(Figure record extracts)
= = =

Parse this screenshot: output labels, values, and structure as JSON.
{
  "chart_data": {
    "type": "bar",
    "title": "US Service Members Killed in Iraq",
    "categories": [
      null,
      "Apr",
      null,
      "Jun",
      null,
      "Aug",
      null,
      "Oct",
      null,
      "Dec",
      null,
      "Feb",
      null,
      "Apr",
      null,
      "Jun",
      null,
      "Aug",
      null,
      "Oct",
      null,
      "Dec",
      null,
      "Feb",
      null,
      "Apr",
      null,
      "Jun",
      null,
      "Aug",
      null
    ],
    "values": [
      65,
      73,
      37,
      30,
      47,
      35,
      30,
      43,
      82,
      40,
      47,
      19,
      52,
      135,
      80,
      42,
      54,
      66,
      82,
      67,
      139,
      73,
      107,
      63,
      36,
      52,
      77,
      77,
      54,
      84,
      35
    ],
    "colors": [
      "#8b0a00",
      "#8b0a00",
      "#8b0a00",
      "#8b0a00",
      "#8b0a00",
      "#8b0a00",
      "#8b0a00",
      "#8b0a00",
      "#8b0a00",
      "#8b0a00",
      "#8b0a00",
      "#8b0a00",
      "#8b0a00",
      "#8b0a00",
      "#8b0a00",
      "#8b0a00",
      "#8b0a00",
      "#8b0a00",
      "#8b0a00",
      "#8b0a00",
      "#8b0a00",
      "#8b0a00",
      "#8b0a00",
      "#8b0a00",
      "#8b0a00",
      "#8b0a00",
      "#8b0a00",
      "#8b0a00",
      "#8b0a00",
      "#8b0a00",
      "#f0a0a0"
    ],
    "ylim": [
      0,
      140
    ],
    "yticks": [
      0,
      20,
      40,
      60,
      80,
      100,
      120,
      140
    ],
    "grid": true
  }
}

= = =

Instruction - The entries above should be repeated exactly, every one of them.

Task output -
Parse this screenshot: output labels, values, and structure as JSON.
{
  "chart_data": {
    "type": "bar",
    "title": "US Service Members Killed in Iraq",
    "categories": [
      null,
      "Apr",
      null,
      "Jun",
      null,
      "Aug",
      null,
      "Oct",
      null,
      "Dec",
      null,
      "Feb",
      null,
      "Apr",
      null,
      "Jun",
      null,
      "Aug",
      null,
      "Oct",
      null,
      "Dec",
      null,
      "Feb",
      null,
      "Apr",
      null,
      "Jun",
      null,
      "Aug",
      null
    ],
    "values": [
      65,
      73,
      37,
      30,
      47,
      35,
      30,
      43,
      82,
      40,
      47,
      19,
      52,
      135,
      80,
      42,
      54,
      66,
      82,
      67,
      139,
      73,
      107,
      63,
      36,
      52,
      77,
      77,
      54,
      84,
      35
    ],
    "colors": [
      "#8b0a00",
      "#8b0a00",
      "#8b0a00",
      "#8b0a00",
      "#8b0a00",
      "#8b0a00",
      "#8b0a00",
      "#8b0a00",
      "#8b0a00",
      "#8b0a00",
      "#8b0a00",
      "#8b0a00",
      "#8b0a00",
      "#8b0a00",
      "#8b0a00",
      "#8b0a00",
      "#8b0a00",
      "#8b0a00",
      "#8b0a00",
      "#8b0a00",
      "#8b0a00",
      "#8b0a00",
      "#8b0a00",
      "#8b0a00",
      "#8b0a00",
      "#8b0a00",
      "#8b0a00",
      "#8b0a00",
      "#8b0a00",
      "#8b0a00",
      "#f0a0a0"
    ],
    "ylim": [
      0,
      140
    ],
    "yticks": [
      0,
      20,
      40,
      60,
      80,
      100,
      120,
      140
    ],
    "grid": true
  }
}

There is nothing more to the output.